Stored dataset items:
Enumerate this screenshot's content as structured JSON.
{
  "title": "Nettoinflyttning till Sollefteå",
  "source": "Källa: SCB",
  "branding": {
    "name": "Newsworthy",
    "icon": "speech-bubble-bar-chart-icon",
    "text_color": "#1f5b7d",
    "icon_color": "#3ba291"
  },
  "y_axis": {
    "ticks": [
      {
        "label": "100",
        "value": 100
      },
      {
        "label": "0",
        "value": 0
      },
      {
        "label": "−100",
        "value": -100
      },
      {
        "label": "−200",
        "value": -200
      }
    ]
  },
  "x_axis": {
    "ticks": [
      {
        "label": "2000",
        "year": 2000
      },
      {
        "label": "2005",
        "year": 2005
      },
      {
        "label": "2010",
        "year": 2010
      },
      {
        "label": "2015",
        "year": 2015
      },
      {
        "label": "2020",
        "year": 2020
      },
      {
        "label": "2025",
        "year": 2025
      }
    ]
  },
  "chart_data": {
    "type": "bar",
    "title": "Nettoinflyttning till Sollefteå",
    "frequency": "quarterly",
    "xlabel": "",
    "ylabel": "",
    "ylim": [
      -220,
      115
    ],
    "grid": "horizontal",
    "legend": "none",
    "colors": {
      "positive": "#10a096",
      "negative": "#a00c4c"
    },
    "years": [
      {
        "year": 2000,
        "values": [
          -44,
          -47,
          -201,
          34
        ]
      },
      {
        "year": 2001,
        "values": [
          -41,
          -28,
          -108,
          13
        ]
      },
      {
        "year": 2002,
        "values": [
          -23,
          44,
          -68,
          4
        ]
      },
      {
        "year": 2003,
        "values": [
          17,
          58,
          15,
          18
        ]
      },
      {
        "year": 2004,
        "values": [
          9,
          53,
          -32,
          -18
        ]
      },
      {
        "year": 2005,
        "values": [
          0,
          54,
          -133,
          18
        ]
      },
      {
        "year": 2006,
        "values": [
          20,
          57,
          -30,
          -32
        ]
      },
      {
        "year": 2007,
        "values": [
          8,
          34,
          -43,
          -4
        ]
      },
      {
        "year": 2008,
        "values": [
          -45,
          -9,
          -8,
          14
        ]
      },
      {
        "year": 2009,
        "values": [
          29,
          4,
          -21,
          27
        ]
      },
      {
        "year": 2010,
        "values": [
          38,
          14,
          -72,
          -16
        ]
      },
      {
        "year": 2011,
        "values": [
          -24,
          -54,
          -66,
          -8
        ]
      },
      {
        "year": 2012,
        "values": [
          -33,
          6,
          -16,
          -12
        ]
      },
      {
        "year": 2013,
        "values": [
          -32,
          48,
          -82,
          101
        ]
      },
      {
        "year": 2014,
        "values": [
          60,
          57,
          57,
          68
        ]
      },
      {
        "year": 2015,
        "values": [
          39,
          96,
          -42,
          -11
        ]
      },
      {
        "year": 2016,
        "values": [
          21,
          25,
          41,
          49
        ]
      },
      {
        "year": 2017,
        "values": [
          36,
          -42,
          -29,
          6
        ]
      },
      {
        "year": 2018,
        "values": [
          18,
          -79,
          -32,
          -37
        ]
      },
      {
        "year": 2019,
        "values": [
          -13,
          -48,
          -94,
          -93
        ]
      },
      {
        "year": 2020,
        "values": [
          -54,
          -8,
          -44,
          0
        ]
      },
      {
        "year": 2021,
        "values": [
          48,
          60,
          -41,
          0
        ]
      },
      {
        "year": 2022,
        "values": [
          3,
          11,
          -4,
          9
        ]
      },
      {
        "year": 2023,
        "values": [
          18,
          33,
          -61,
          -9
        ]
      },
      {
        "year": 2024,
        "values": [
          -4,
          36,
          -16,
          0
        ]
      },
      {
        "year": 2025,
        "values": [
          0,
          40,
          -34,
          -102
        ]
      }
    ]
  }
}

Task statement: Count the lines of the material that include the word "title", then report only the total.

Task result: 2